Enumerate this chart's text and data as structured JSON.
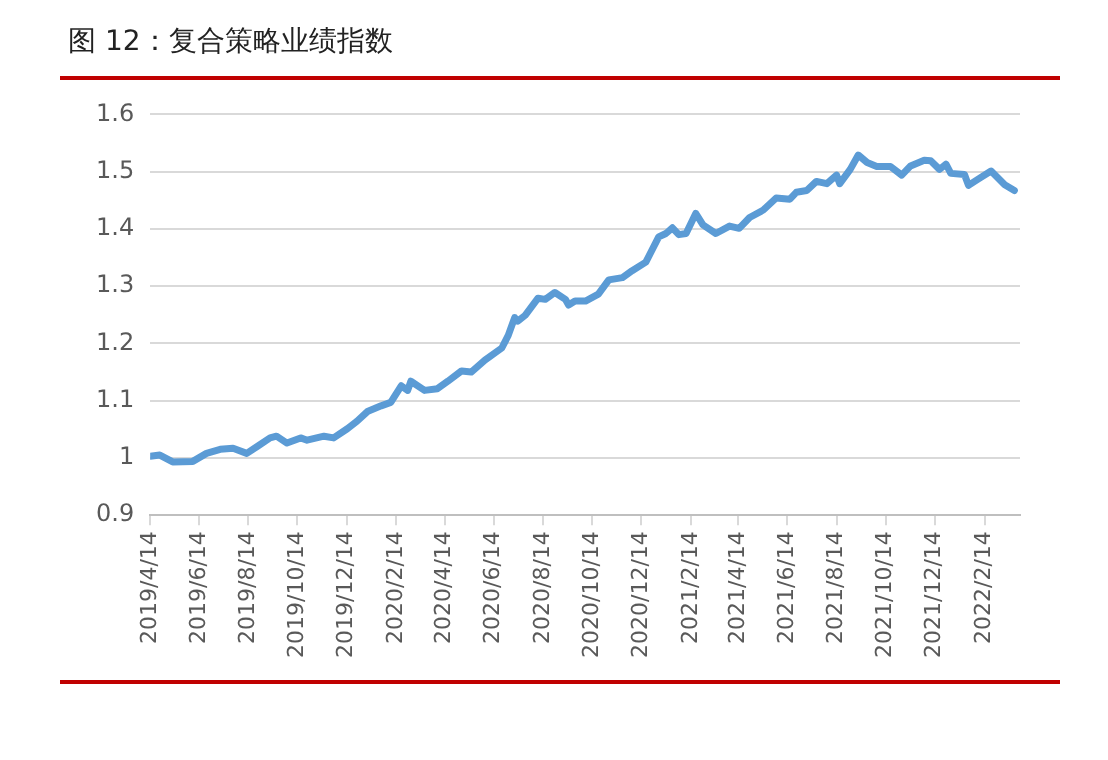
{
  "chart_data": {
    "type": "line",
    "title": "图 12：复合策略业绩指数",
    "x": [
      "2019-04-14",
      "2019-04-26",
      "2019-05-12",
      "2019-06-06",
      "2019-06-23",
      "2019-07-10",
      "2019-07-26",
      "2019-08-12",
      "2019-08-25",
      "2019-09-10",
      "2019-09-18",
      "2019-10-01",
      "2019-10-18",
      "2019-10-26",
      "2019-11-16",
      "2019-11-28",
      "2019-12-15",
      "2019-12-27",
      "2020-01-09",
      "2020-01-26",
      "2020-02-07",
      "2020-02-20",
      "2020-02-28",
      "2020-03-03",
      "2020-03-20",
      "2020-04-05",
      "2020-04-18",
      "2020-05-05",
      "2020-05-17",
      "2020-06-03",
      "2020-06-24",
      "2020-07-02",
      "2020-07-10",
      "2020-07-14",
      "2020-07-23",
      "2020-08-08",
      "2020-08-17",
      "2020-08-29",
      "2020-09-11",
      "2020-09-15",
      "2020-09-23",
      "2020-10-06",
      "2020-10-22",
      "2020-11-04",
      "2020-11-21",
      "2020-12-03",
      "2020-12-20",
      "2021-01-05",
      "2021-01-14",
      "2021-01-22",
      "2021-01-30",
      "2021-02-08",
      "2021-02-20",
      "2021-03-01",
      "2021-03-17",
      "2021-04-03",
      "2021-04-15",
      "2021-04-28",
      "2021-05-15",
      "2021-05-31",
      "2021-06-17",
      "2021-06-25",
      "2021-07-08",
      "2021-07-20",
      "2021-08-02",
      "2021-08-14",
      "2021-08-18",
      "2021-08-31",
      "2021-09-10",
      "2021-09-21",
      "2021-10-03",
      "2021-10-20",
      "2021-11-03",
      "2021-11-14",
      "2021-12-01",
      "2021-12-09",
      "2021-12-20",
      "2021-12-28",
      "2022-01-03",
      "2022-01-20",
      "2022-01-25",
      "2022-02-05",
      "2022-02-22",
      "2022-03-11",
      "2022-03-23"
    ],
    "series": [
      {
        "color": "#5b9bd5",
        "values": [
          1.003,
          1.005,
          0.993,
          0.994,
          1.008,
          1.015,
          1.017,
          1.008,
          1.02,
          1.035,
          1.038,
          1.026,
          1.035,
          1.031,
          1.038,
          1.035,
          1.051,
          1.064,
          1.081,
          1.091,
          1.097,
          1.126,
          1.118,
          1.134,
          1.118,
          1.121,
          1.134,
          1.152,
          1.15,
          1.171,
          1.192,
          1.214,
          1.245,
          1.239,
          1.249,
          1.279,
          1.277,
          1.289,
          1.277,
          1.267,
          1.274,
          1.274,
          1.286,
          1.311,
          1.315,
          1.327,
          1.342,
          1.386,
          1.392,
          1.402,
          1.39,
          1.392,
          1.427,
          1.407,
          1.392,
          1.405,
          1.401,
          1.42,
          1.433,
          1.454,
          1.452,
          1.464,
          1.467,
          1.483,
          1.479,
          1.494,
          1.479,
          1.504,
          1.529,
          1.516,
          1.509,
          1.509,
          1.494,
          1.51,
          1.52,
          1.519,
          1.504,
          1.513,
          1.497,
          1.495,
          1.476,
          1.486,
          1.501,
          1.477,
          1.467
        ]
      }
    ],
    "xlim": [
      "2019-04-14",
      "2022-03-30"
    ],
    "xticks": [
      {
        "value": "2019-04-14",
        "label": "2019/4/14"
      },
      {
        "value": "2019-06-14",
        "label": "2019/6/14"
      },
      {
        "value": "2019-08-14",
        "label": "2019/8/14"
      },
      {
        "value": "2019-10-14",
        "label": "2019/10/14"
      },
      {
        "value": "2019-12-14",
        "label": "2019/12/14"
      },
      {
        "value": "2020-02-14",
        "label": "2020/2/14"
      },
      {
        "value": "2020-04-14",
        "label": "2020/4/14"
      },
      {
        "value": "2020-06-14",
        "label": "2020/6/14"
      },
      {
        "value": "2020-08-14",
        "label": "2020/8/14"
      },
      {
        "value": "2020-10-14",
        "label": "2020/10/14"
      },
      {
        "value": "2020-12-14",
        "label": "2020/12/14"
      },
      {
        "value": "2021-02-14",
        "label": "2021/2/14"
      },
      {
        "value": "2021-04-14",
        "label": "2021/4/14"
      },
      {
        "value": "2021-06-14",
        "label": "2021/6/14"
      },
      {
        "value": "2021-08-14",
        "label": "2021/8/14"
      },
      {
        "value": "2021-10-14",
        "label": "2021/10/14"
      },
      {
        "value": "2021-12-14",
        "label": "2021/12/14"
      },
      {
        "value": "2022-02-14",
        "label": "2022/2/14"
      }
    ],
    "ylim": [
      0.9,
      1.6
    ],
    "yticks": [
      0.9,
      1,
      1.1,
      1.2,
      1.3,
      1.4,
      1.5,
      1.6
    ],
    "grid": "y",
    "legend": false,
    "marker": "none",
    "line_style": "solid"
  }
}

### WRITTEN EXERCISE
Strip the images and reproduce the remaining records precisely.

### IN RESPONSE
Enumerate this chart's text and data as structured JSON.
{
  "chart_data": {
    "type": "line",
    "title": "图 12：复合策略业绩指数",
    "x": [
      "2019-04-14",
      "2019-04-26",
      "2019-05-12",
      "2019-06-06",
      "2019-06-23",
      "2019-07-10",
      "2019-07-26",
      "2019-08-12",
      "2019-08-25",
      "2019-09-10",
      "2019-09-18",
      "2019-10-01",
      "2019-10-18",
      "2019-10-26",
      "2019-11-16",
      "2019-11-28",
      "2019-12-15",
      "2019-12-27",
      "2020-01-09",
      "2020-01-26",
      "2020-02-07",
      "2020-02-20",
      "2020-02-28",
      "2020-03-03",
      "2020-03-20",
      "2020-04-05",
      "2020-04-18",
      "2020-05-05",
      "2020-05-17",
      "2020-06-03",
      "2020-06-24",
      "2020-07-02",
      "2020-07-10",
      "2020-07-14",
      "2020-07-23",
      "2020-08-08",
      "2020-08-17",
      "2020-08-29",
      "2020-09-11",
      "2020-09-15",
      "2020-09-23",
      "2020-10-06",
      "2020-10-22",
      "2020-11-04",
      "2020-11-21",
      "2020-12-03",
      "2020-12-20",
      "2021-01-05",
      "2021-01-14",
      "2021-01-22",
      "2021-01-30",
      "2021-02-08",
      "2021-02-20",
      "2021-03-01",
      "2021-03-17",
      "2021-04-03",
      "2021-04-15",
      "2021-04-28",
      "2021-05-15",
      "2021-05-31",
      "2021-06-17",
      "2021-06-25",
      "2021-07-08",
      "2021-07-20",
      "2021-08-02",
      "2021-08-14",
      "2021-08-18",
      "2021-08-31",
      "2021-09-10",
      "2021-09-21",
      "2021-10-03",
      "2021-10-20",
      "2021-11-03",
      "2021-11-14",
      "2021-12-01",
      "2021-12-09",
      "2021-12-20",
      "2021-12-28",
      "2022-01-03",
      "2022-01-20",
      "2022-01-25",
      "2022-02-05",
      "2022-02-22",
      "2022-03-11",
      "2022-03-23"
    ],
    "series": [
      {
        "color": "#5b9bd5",
        "values": [
          1.003,
          1.005,
          0.993,
          0.994,
          1.008,
          1.015,
          1.017,
          1.008,
          1.02,
          1.035,
          1.038,
          1.026,
          1.035,
          1.031,
          1.038,
          1.035,
          1.051,
          1.064,
          1.081,
          1.091,
          1.097,
          1.126,
          1.118,
          1.134,
          1.118,
          1.121,
          1.134,
          1.152,
          1.15,
          1.171,
          1.192,
          1.214,
          1.245,
          1.239,
          1.249,
          1.279,
          1.277,
          1.289,
          1.277,
          1.267,
          1.274,
          1.274,
          1.286,
          1.311,
          1.315,
          1.327,
          1.342,
          1.386,
          1.392,
          1.402,
          1.39,
          1.392,
          1.427,
          1.407,
          1.392,
          1.405,
          1.401,
          1.42,
          1.433,
          1.454,
          1.452,
          1.464,
          1.467,
          1.483,
          1.479,
          1.494,
          1.479,
          1.504,
          1.529,
          1.516,
          1.509,
          1.509,
          1.494,
          1.51,
          1.52,
          1.519,
          1.504,
          1.513,
          1.497,
          1.495,
          1.476,
          1.486,
          1.501,
          1.477,
          1.467
        ]
      }
    ],
    "xlim": [
      "2019-04-14",
      "2022-03-30"
    ],
    "xticks": [
      {
        "value": "2019-04-14",
        "label": "2019/4/14"
      },
      {
        "value": "2019-06-14",
        "label": "2019/6/14"
      },
      {
        "value": "2019-08-14",
        "label": "2019/8/14"
      },
      {
        "value": "2019-10-14",
        "label": "2019/10/14"
      },
      {
        "value": "2019-12-14",
        "label": "2019/12/14"
      },
      {
        "value": "2020-02-14",
        "label": "2020/2/14"
      },
      {
        "value": "2020-04-14",
        "label": "2020/4/14"
      },
      {
        "value": "2020-06-14",
        "label": "2020/6/14"
      },
      {
        "value": "2020-08-14",
        "label": "2020/8/14"
      },
      {
        "value": "2020-10-14",
        "label": "2020/10/14"
      },
      {
        "value": "2020-12-14",
        "label": "2020/12/14"
      },
      {
        "value": "2021-02-14",
        "label": "2021/2/14"
      },
      {
        "value": "2021-04-14",
        "label": "2021/4/14"
      },
      {
        "value": "2021-06-14",
        "label": "2021/6/14"
      },
      {
        "value": "2021-08-14",
        "label": "2021/8/14"
      },
      {
        "value": "2021-10-14",
        "label": "2021/10/14"
      },
      {
        "value": "2021-12-14",
        "label": "2021/12/14"
      },
      {
        "value": "2022-02-14",
        "label": "2022/2/14"
      }
    ],
    "ylim": [
      0.9,
      1.6
    ],
    "yticks": [
      0.9,
      1,
      1.1,
      1.2,
      1.3,
      1.4,
      1.5,
      1.6
    ],
    "grid": "y",
    "legend": false,
    "marker": "none",
    "line_style": "solid"
  }
}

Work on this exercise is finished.